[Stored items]
----------

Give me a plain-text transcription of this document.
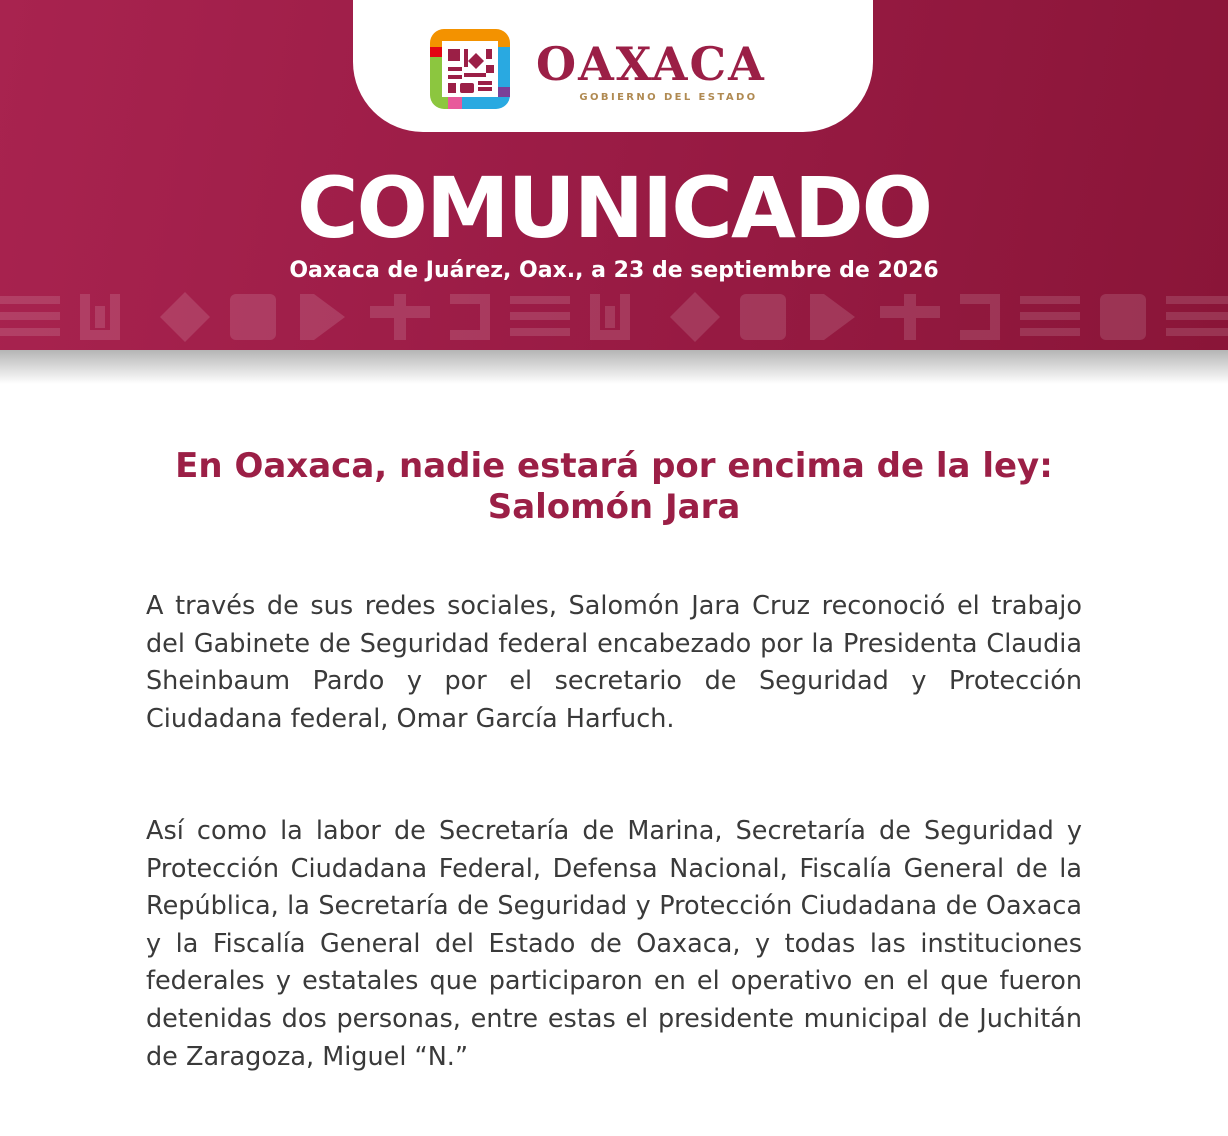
OAXACA
GOBIERNO DEL ESTADO
COMUNICADO
Oaxaca de Juárez, Oax., a 23 de septiembre de 2026
En Oaxaca, nadie estará por encima de la ley: Salomón Jara

A través de sus redes sociales, Salomón Jara Cruz reconoció el trabajo del Gabinete de Seguridad federal encabezado por la Presidenta Claudia Sheinbaum Pardo y por el secretario de Seguridad y Protección Ciudadana federal, Omar García Harfuch.

Así como la labor de Secretaría de Marina, Secretaría de Seguridad y Protección Ciudadana Federal, Defensa Nacional, Fiscalía General de la República, la Secretaría de Seguridad y Protección Ciudadana de Oaxaca y la Fiscalía General del Estado de Oaxaca, y todas las instituciones federales y estatales que participaron en el operativo en el que fueron detenidas dos personas, entre estas el presidente municipal de Juchitán de Zaragoza, Miguel “N.”
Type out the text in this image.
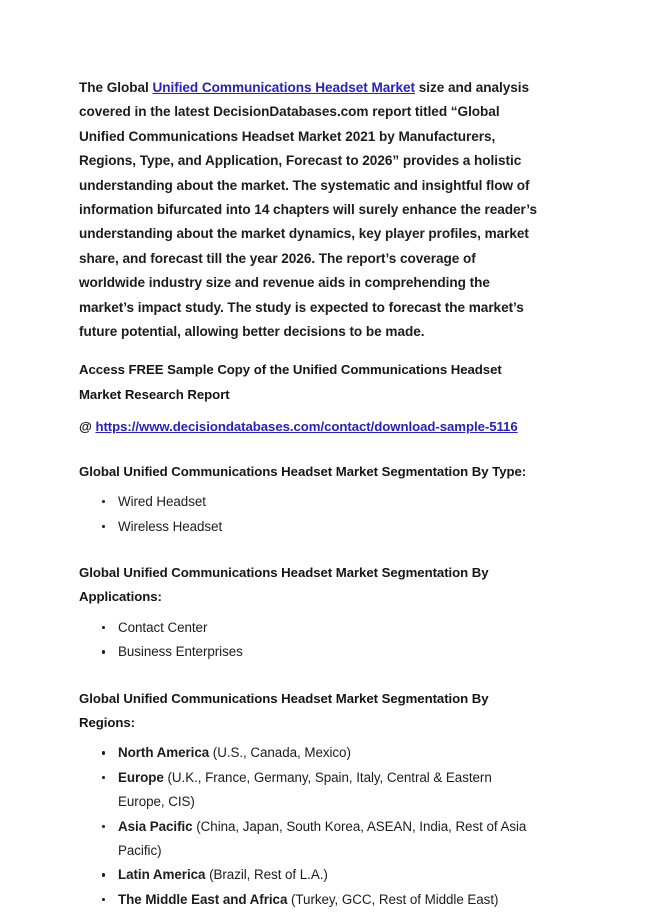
The Global Unified Communications Headset Market size and analysis covered in the latest DecisionDatabases.com report titled “Global Unified Communications Headset Market 2021 by Manufacturers, Regions, Type, and Application, Forecast to 2026” provides a holistic understanding about the market. The systematic and insightful flow of information bifurcated into 14 chapters will surely enhance the reader’s understanding about the market dynamics, key player profiles, market share, and forecast till the year 2026. The report’s coverage of worldwide industry size and revenue aids in comprehending the market’s impact study. The study is expected to forecast the market’s future potential, allowing better decisions to be made.

Access FREE Sample Copy of the Unified Communications Headset Market Research Report

@ https://www.decisiondatabases.com/contact/download-sample-5116

Global Unified Communications Headset Market Segmentation By Type:

Wired Headset
Wireless Headset

Global Unified Communications Headset Market Segmentation By Applications:

Contact Center
Business Enterprises

Global Unified Communications Headset Market Segmentation By Regions:

North America (U.S., Canada, Mexico)
Europe (U.K., France, Germany, Spain, Italy, Central & Eastern Europe, CIS)
Asia Pacific (China, Japan, South Korea, ASEAN, India, Rest of Asia Pacific)
Latin America (Brazil, Rest of L.A.)
The Middle East and Africa (Turkey, GCC, Rest of Middle East)
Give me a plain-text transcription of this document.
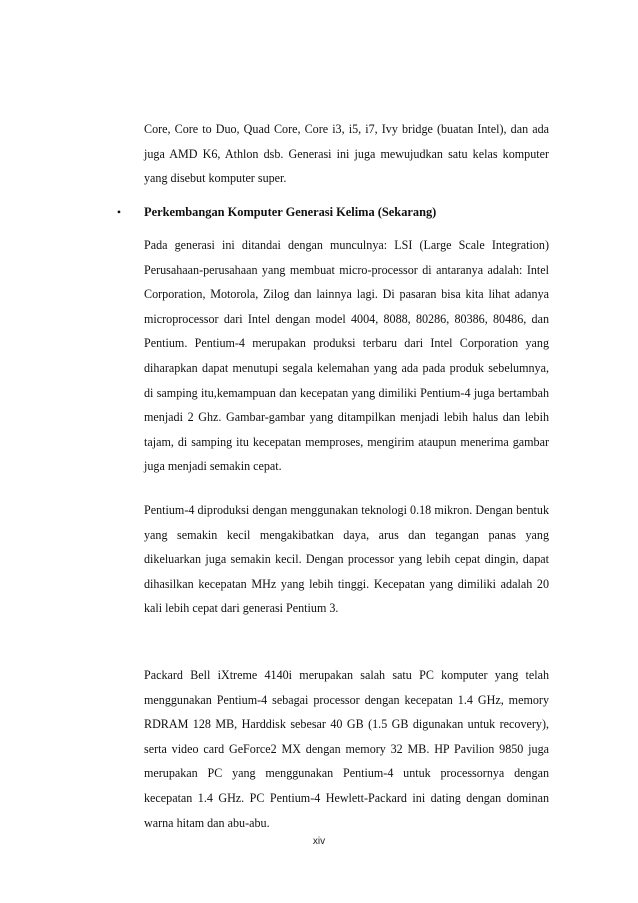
Core, Core to Duo, Quad Core, Core i3, i5, i7, Ivy bridge (buatan Intel), dan ada juga AMD K6, Athlon dsb. Generasi ini juga mewujudkan satu kelas komputer yang disebut komputer super.

•	Perkembangan Komputer Generasi Kelima (Sekarang)

Pada generasi ini ditandai dengan munculnya: LSI (Large Scale Integration) Perusahaan-perusahaan yang membuat micro-processor di antaranya adalah: Intel Corporation, Motorola, Zilog dan lainnya lagi. Di pasaran bisa kita lihat adanya microprocessor dari Intel dengan model 4004, 8088, 80286, 80386, 80486, dan Pentium. Pentium-4 merupakan produksi terbaru dari Intel Corporation yang diharapkan dapat menutupi segala kelemahan yang ada pada produk sebelumnya, di samping itu,kemampuan dan kecepatan yang dimiliki Pentium-4 juga bertambah menjadi 2 Ghz. Gambar-gambar yang ditampilkan menjadi lebih halus dan lebih tajam, di samping itu kecepatan memproses, mengirim ataupun menerima gambar juga menjadi semakin cepat.

Pentium-4 diproduksi dengan menggunakan teknologi 0.18 mikron. Dengan bentuk yang semakin kecil mengakibatkan daya, arus dan tegangan panas yang dikeluarkan juga semakin kecil. Dengan processor yang lebih cepat dingin, dapat dihasilkan kecepatan MHz yang lebih tinggi. Kecepatan yang dimiliki adalah 20 kali lebih cepat dari generasi Pentium 3.

Packard Bell iXtreme 4140i merupakan salah satu PC komputer yang telah menggunakan Pentium-4 sebagai processor dengan kecepatan 1.4 GHz, memory RDRAM 128 MB, Harddisk sebesar 40 GB (1.5 GB digunakan untuk recovery), serta video card GeForce2 MX dengan memory 32 MB. HP Pavilion 9850 juga merupakan PC yang menggunakan Pentium-4 untuk processornya dengan kecepatan 1.4 GHz. PC Pentium-4 Hewlett-Packard ini dating dengan dominan warna hitam dan abu-abu.

xiv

----------

(Prompt): All preceding records should be duplicated verbatim, images excepted.

(Result):
Give me a plain-text transcription of this document.
OAXACA
GOBIERNO DEL ESTADO
COMUNICADO
Oaxaca de Juárez, Oax., a 23 de septiembre de 2026
En Oaxaca, nadie estará por encima de la ley: Salomón Jara

A través de sus redes sociales, Salomón Jara Cruz reconoció el trabajo del Gabinete de Seguridad federal encabezado por la Presidenta Claudia Sheinbaum Pardo y por el secretario de Seguridad y Protección Ciudadana federal, Omar García Harfuch.

Así como la labor de Secretaría de Marina, Secretaría de Seguridad y Protección Ciudadana Federal, Defensa Nacional, Fiscalía General de la República, la Secretaría de Seguridad y Protección Ciudadana de Oaxaca y la Fiscalía General del Estado de Oaxaca, y todas las instituciones federales y estatales que participaron en el operativo en el que fueron detenidas dos personas, entre estas el presidente municipal de Juchitán de Zaragoza, Miguel “N.”
Type out the text in this image.
The Global Unified Communications Headset Market size and analysis covered in the latest DecisionDatabases.com report titled “Global Unified Communications Headset Market 2021 by Manufacturers, Regions, Type, and Application, Forecast to 2026” provides a holistic understanding about the market. The systematic and insightful flow of information bifurcated into 14 chapters will surely enhance the reader’s understanding about the market dynamics, key player profiles, market share, and forecast till the year 2026. The report’s coverage of worldwide industry size and revenue aids in comprehending the market’s impact study. The study is expected to forecast the market’s future potential, allowing better decisions to be made.

Access FREE Sample Copy of the Unified Communications Headset Market Research Report

@ https://www.decisiondatabases.com/contact/download-sample-5116

Global Unified Communications Headset Market Segmentation By Type:

Wired Headset
Wireless Headset

Global Unified Communications Headset Market Segmentation By Applications:

Contact Center
Business Enterprises

Global Unified Communications Headset Market Segmentation By Regions:

North America (U.S., Canada, Mexico)
Europe (U.K., France, Germany, Spain, Italy, Central & Eastern Europe, CIS)
Asia Pacific (China, Japan, South Korea, ASEAN, India, Rest of Asia Pacific)
Latin America (Brazil, Rest of L.A.)
The Middle East and Africa (Turkey, GCC, Rest of Middle East)
Give me a plain-text transcription of this document.
Core, Core to Duo, Quad Core, Core i3, i5, i7, Ivy bridge (buatan Intel), dan ada juga AMD K6, Athlon dsb. Generasi ini juga mewujudkan satu kelas komputer yang disebut komputer super.

•	Perkembangan Komputer Generasi Kelima (Sekarang)

Pada generasi ini ditandai dengan munculnya: LSI (Large Scale Integration) Perusahaan-perusahaan yang membuat micro-processor di antaranya adalah: Intel Corporation, Motorola, Zilog dan lainnya lagi. Di pasaran bisa kita lihat adanya microprocessor dari Intel dengan model 4004, 8088, 80286, 80386, 80486, dan Pentium. Pentium-4 merupakan produksi terbaru dari Intel Corporation yang diharapkan dapat menutupi segala kelemahan yang ada pada produk sebelumnya, di samping itu,kemampuan dan kecepatan yang dimiliki Pentium-4 juga bertambah menjadi 2 Ghz. Gambar-gambar yang ditampilkan menjadi lebih halus dan lebih tajam, di samping itu kecepatan memproses, mengirim ataupun menerima gambar juga menjadi semakin cepat.

Pentium-4 diproduksi dengan menggunakan teknologi 0.18 mikron. Dengan bentuk yang semakin kecil mengakibatkan daya, arus dan tegangan panas yang dikeluarkan juga semakin kecil. Dengan processor yang lebih cepat dingin, dapat dihasilkan kecepatan MHz yang lebih tinggi. Kecepatan yang dimiliki adalah 20 kali lebih cepat dari generasi Pentium 3.

Packard Bell iXtreme 4140i merupakan salah satu PC komputer yang telah menggunakan Pentium-4 sebagai processor dengan kecepatan 1.4 GHz, memory RDRAM 128 MB, Harddisk sebesar 40 GB (1.5 GB digunakan untuk recovery), serta video card GeForce2 MX dengan memory 32 MB. HP Pavilion 9850 juga merupakan PC yang menggunakan Pentium-4 untuk processornya dengan kecepatan 1.4 GHz. PC Pentium-4 Hewlett-Packard ini dating dengan dominan warna hitam dan abu-abu.

xiv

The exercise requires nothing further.